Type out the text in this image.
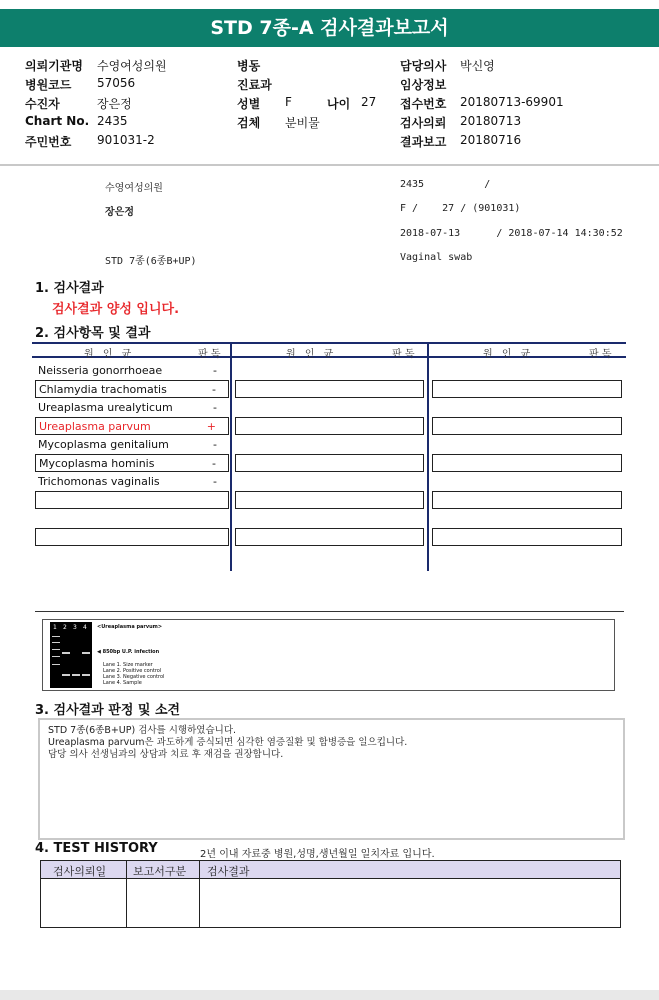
STD 7종-A 검사결과보고서
의뢰기관명 수영여성의원
병원코드 57056
수진자	장은정
Chart No. 2435
주민번호 901031-2
병동
진료과
성별 F	나이 27
검체 분비물
담당의사 박신영
임상정보
접수번호 20180713-69901
검사의뢰 20180713
결과보고 20180716
수영여성의원	2435          /
장은정	F /    27 / (901031)
2018-07-13      / 2018-07-14 14:30:52
STD 7종(6종B+UP)	Vaginal swab
1. 검사결과
검사결과 양성 입니다.
2. 검사항목 및 결과
원 인 균	판 독	원 인 균	판 독	원 인 균	판 독
Neisseria gonorrhoeae	-
Chlamydia trachomatis	-
Ureaplasma urealyticum	-
Ureaplasma parvum	+
Mycoplasma genitalium	-
Mycoplasma hominis	-
Trichomonas vaginalis	-
1 2 3 4 <Ureaplasma parvum>
◀ 850bp U.P. infection
Lane 1. Size marker
Lane 2. Positive control
Lane 3. Negative control
Lane 4. Sample
3. 검사결과 판정 및 소견

STD 7종(6종B+UP) 검사를 시행하였습니다.

Ureaplasma parvum은 과도하게 증식되면 심각한 염증질환 및 합병증을 일으킵니다.

담당 의사 선생님과의 상담과 치료 후 재검을 권장합니다.

4. TEST HISTORY	2년 이내 자료중 병원,성명,생년월일 일치자료 입니다.
검사의뢰일 보고서구분 검사결과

◆ EXERCISE
Output a faithful copy of the data, with each picture left out.

◆ SOLUTION TO THE EXERCISE
Type out the text in this image.
STD 7종-A 검사결과보고서
의뢰기관명 수영여성의원
병원코드 57056
수진자	장은정
Chart No. 2435
주민번호 901031-2
병동
진료과
성별 F	나이 27
검체 분비물
담당의사 박신영
임상정보
접수번호 20180713-69901
검사의뢰 20180713
결과보고 20180716
수영여성의원	2435          /
장은정	F /    27 / (901031)
2018-07-13      / 2018-07-14 14:30:52
STD 7종(6종B+UP)	Vaginal swab
1. 검사결과
검사결과 양성 입니다.
2. 검사항목 및 결과
원 인 균	판 독	원 인 균	판 독	원 인 균	판 독
Neisseria gonorrhoeae	-
Chlamydia trachomatis	-
Ureaplasma urealyticum	-
Ureaplasma parvum	+
Mycoplasma genitalium	-
Mycoplasma hominis	-
Trichomonas vaginalis	-
1 2 3 4 <Ureaplasma parvum>
◀ 850bp U.P. infection
Lane 1. Size marker
Lane 2. Positive control
Lane 3. Negative control
Lane 4. Sample
3. 검사결과 판정 및 소견

STD 7종(6종B+UP) 검사를 시행하였습니다.

Ureaplasma parvum은 과도하게 증식되면 심각한 염증질환 및 합병증을 일으킵니다.

담당 의사 선생님과의 상담과 치료 후 재검을 권장합니다.

4. TEST HISTORY	2년 이내 자료중 병원,성명,생년월일 일치자료 입니다.
검사의뢰일 보고서구분 검사결과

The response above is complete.